PASSAGE CITÉ »

Cette manifestation de colère de M. Boehner répondait à une hausse de ton de M. Obama, qui avait mis nommément en cause la veille le chef républicain, en lui reprochant de ne pas vouloir «s'aliéner les extrémistes dans son parti».

Le journal spécialisé Politico a en outre affirmé vendredi que le chef de file démocrate du Sénat, Harry Reid, avait qualifié M. Boehner de «lâche».

M. Obama et ses alliés démocrates, majoritaires au Sénat, ont proposé de négocier formellement sur un budget à long terme mais exigent comme condition le vote par la Chambre, dominée par les républicains, d'une loi de finances de six semaines pour rouvrir l'ensemble des administrations fédérales.

«Ce n'est pas un jeu», a répondu vendredi à M. Boehner le porte-parole de M. Obama, Jay Carney, sur son compte officiel Twitter. «Pourquoi empêcher la Chambre de voter sur une loi de finances? Beaucoup de républicains voteront oui et l'État fédéral ne sera plus paralysé», a-t-il fait valoir.

Les républicains ont adopté une stratégie de réouverture des agences fédérales au compte-goutte, en commençant par les parcs, musées et monuments nationaux. Mais cette approche «par morceaux» est jugée hypocrite par les démocrates, qui refusent de s'y associer. La Maison-Blanche a prévenu vendredi que M. Obama y opposerait son veto.

Les marchés inquiets

Traduction de ce dialogue de sourds, et alors que les deux chambres du Congrès devraient siéger ce week-end, M. Obama a annulé jeudi soir l'intégralité de la tournée en Asie qu'il devait effectuer la semaine prochaine.

«Étant donné la paralysie de l'État fédéral, le voyage du président Obama en Indonésie et au Brunei a été annulé. Le président a pris cette décision vu la difficulté d'organiser un déplacement» en une telle période, a précisé l'exécutif.

De même source, le secrétaire d'État John Kerry dirigera les délégations américaines en Indonésie et au Brunei, où vont se dérouler respectivement le sommet du «forum de Coopération de l'Asie-Pacifique» à partir de lundi, puis le sommet de l'Asean (Association des nations d'Asie du Sud-Est) et de l'Asie de l'Est à partir de mercredi.

Données de segmentation de page:
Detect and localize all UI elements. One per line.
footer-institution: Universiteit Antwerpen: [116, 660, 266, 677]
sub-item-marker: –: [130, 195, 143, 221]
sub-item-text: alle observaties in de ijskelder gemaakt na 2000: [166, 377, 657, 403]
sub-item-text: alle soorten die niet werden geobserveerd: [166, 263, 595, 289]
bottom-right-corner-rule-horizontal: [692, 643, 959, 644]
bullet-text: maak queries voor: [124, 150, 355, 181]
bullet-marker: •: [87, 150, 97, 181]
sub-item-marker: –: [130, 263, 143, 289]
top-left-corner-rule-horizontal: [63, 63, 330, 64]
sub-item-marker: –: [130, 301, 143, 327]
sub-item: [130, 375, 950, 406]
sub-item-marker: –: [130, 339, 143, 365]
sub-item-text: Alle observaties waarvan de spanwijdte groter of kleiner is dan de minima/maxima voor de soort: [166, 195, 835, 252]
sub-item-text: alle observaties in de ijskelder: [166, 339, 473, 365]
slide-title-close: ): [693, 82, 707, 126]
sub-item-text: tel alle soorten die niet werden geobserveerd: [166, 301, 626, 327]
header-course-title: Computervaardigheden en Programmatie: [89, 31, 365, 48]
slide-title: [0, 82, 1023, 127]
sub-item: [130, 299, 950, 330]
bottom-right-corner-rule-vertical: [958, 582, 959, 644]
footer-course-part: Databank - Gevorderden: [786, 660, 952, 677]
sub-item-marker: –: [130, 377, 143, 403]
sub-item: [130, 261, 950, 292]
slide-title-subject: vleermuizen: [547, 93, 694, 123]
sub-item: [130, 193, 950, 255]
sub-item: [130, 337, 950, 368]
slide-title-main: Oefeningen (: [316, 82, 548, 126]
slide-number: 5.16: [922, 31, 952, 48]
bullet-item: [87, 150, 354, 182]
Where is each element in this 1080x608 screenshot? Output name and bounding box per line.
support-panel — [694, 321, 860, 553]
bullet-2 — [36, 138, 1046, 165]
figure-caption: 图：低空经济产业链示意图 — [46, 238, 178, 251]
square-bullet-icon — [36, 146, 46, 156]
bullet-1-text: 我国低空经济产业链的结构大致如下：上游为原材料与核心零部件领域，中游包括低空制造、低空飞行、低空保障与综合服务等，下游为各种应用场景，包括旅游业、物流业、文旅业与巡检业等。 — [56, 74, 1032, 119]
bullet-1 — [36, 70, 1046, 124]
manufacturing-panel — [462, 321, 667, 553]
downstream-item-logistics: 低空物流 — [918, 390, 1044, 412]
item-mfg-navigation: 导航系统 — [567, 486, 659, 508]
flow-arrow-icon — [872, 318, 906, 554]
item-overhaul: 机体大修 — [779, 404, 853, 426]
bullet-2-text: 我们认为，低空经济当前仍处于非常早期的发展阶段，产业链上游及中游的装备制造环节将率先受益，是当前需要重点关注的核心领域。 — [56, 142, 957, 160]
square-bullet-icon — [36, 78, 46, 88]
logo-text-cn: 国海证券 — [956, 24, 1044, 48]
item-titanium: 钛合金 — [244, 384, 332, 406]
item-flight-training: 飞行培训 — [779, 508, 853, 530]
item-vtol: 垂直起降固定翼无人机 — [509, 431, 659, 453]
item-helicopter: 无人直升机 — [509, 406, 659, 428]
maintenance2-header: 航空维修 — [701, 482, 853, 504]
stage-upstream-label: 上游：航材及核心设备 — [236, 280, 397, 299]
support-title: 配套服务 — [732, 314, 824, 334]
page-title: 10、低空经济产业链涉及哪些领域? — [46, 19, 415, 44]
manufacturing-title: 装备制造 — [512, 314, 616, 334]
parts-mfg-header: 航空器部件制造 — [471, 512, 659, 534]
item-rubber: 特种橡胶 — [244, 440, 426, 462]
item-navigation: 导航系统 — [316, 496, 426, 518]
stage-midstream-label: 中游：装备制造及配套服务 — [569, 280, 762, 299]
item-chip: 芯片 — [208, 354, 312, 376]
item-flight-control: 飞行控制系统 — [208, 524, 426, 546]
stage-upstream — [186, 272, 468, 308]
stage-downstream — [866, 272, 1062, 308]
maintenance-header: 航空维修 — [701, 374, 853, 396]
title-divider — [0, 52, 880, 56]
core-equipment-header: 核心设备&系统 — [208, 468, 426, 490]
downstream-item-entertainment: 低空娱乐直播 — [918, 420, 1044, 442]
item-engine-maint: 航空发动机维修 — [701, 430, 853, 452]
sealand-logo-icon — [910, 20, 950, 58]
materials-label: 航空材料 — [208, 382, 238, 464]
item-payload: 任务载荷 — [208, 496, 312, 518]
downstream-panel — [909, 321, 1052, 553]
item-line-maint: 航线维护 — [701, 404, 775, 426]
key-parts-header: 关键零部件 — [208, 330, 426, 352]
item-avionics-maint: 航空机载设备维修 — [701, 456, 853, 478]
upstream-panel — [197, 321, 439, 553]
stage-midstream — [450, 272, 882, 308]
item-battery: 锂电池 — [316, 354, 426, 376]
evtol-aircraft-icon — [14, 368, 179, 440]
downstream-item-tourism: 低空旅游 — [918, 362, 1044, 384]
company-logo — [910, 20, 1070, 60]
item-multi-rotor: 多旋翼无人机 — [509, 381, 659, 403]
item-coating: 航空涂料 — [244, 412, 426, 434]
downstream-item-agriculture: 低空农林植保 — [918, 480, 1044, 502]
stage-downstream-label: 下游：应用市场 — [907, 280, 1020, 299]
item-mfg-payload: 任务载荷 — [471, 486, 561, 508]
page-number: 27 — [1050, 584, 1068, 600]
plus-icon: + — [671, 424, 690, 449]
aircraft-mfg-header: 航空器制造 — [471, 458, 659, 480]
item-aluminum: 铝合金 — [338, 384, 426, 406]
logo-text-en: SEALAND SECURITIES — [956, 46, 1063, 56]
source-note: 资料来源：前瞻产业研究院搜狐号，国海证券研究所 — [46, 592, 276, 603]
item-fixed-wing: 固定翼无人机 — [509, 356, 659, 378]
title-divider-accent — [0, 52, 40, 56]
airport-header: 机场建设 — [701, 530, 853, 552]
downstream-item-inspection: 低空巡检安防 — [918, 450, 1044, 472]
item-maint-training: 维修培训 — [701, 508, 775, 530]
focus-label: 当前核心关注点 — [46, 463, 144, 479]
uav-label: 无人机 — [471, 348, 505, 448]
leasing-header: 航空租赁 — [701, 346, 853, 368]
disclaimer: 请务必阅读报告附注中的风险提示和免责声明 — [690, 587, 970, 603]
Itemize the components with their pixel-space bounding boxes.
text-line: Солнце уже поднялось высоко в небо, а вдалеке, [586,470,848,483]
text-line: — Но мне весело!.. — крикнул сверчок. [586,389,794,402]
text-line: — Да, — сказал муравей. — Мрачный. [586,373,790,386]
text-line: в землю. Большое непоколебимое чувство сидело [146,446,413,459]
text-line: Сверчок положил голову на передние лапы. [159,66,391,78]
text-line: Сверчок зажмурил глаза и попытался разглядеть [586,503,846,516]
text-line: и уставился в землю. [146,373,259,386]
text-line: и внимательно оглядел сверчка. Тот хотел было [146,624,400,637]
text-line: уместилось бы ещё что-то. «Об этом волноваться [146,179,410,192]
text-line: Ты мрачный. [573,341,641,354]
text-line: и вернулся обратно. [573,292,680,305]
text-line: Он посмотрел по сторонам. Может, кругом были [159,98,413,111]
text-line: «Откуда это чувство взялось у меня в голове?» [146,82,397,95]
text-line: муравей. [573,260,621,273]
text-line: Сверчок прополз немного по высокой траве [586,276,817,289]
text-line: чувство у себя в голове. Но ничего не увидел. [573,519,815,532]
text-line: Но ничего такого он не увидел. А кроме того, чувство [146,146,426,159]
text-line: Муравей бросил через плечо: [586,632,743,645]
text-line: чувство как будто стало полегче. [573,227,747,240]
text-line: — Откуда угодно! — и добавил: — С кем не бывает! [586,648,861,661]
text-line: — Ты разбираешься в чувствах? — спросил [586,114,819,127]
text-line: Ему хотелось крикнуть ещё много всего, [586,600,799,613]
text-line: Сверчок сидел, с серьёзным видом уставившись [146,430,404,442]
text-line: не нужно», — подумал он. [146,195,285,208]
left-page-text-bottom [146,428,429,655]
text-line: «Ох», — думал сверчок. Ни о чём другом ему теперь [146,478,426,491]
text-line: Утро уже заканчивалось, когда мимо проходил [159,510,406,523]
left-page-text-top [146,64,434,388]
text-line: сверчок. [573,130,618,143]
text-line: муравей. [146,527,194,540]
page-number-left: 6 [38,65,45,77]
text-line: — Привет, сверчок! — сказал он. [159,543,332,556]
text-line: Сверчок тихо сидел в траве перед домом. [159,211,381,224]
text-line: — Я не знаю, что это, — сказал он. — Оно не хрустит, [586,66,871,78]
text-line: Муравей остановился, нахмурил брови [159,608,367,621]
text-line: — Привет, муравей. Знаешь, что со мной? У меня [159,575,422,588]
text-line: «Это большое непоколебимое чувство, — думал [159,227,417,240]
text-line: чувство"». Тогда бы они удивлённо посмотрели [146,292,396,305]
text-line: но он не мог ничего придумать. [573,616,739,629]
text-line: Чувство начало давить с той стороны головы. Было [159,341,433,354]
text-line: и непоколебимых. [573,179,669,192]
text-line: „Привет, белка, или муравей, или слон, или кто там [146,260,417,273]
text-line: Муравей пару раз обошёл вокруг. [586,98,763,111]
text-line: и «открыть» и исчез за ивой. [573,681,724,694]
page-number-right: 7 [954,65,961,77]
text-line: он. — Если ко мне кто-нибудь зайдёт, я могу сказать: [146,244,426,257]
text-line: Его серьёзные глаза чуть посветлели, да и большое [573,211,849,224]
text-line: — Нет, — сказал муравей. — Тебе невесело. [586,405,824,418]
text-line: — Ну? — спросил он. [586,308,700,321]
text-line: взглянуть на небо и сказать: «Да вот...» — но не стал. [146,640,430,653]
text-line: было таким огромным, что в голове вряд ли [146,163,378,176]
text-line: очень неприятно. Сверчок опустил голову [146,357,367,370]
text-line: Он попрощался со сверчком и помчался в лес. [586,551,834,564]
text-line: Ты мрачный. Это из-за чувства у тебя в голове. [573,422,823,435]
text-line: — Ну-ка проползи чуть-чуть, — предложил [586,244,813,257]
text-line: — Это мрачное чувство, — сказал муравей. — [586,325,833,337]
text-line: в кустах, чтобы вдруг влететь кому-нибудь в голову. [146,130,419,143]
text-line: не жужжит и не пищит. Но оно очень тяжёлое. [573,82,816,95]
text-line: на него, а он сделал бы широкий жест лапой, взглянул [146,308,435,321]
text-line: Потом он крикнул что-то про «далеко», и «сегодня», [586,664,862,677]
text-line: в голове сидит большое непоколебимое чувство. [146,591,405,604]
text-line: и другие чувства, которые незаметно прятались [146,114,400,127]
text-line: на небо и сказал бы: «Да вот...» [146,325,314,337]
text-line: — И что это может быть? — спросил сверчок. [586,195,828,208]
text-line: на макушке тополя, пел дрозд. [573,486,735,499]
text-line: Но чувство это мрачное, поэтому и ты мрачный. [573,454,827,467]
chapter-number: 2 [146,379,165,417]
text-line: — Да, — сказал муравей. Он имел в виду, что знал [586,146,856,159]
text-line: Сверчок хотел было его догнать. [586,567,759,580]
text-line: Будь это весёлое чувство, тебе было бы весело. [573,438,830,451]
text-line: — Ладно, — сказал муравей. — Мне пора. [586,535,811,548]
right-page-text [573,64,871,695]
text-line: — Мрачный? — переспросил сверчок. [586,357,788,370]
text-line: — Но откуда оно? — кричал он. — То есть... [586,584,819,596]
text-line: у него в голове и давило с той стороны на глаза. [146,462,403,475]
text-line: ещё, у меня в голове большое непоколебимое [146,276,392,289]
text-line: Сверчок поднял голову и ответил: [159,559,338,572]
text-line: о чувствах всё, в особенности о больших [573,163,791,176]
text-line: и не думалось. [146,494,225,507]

TRAVAIL DEMANDÉ »
Répondez brièvement aux questions suivantes à partir du passage cité.
1. Selon Politico, de quel qualificatif Harry Reid aurait-il usé à l'égard de M. Boehner ?
2. Par quels lieux les républicains ont-ils commencé la réouverture au compte-goutte des agences fédérales ?
3. Qui dirigera les délégations américaines en Indonésie et au Brunei ?

RÉPONSE »
1. Il l'aurait qualifié de «lâche».
2. Par les parcs, musées et monuments nationaux.
3. Le secrétaire d'État John Kerry.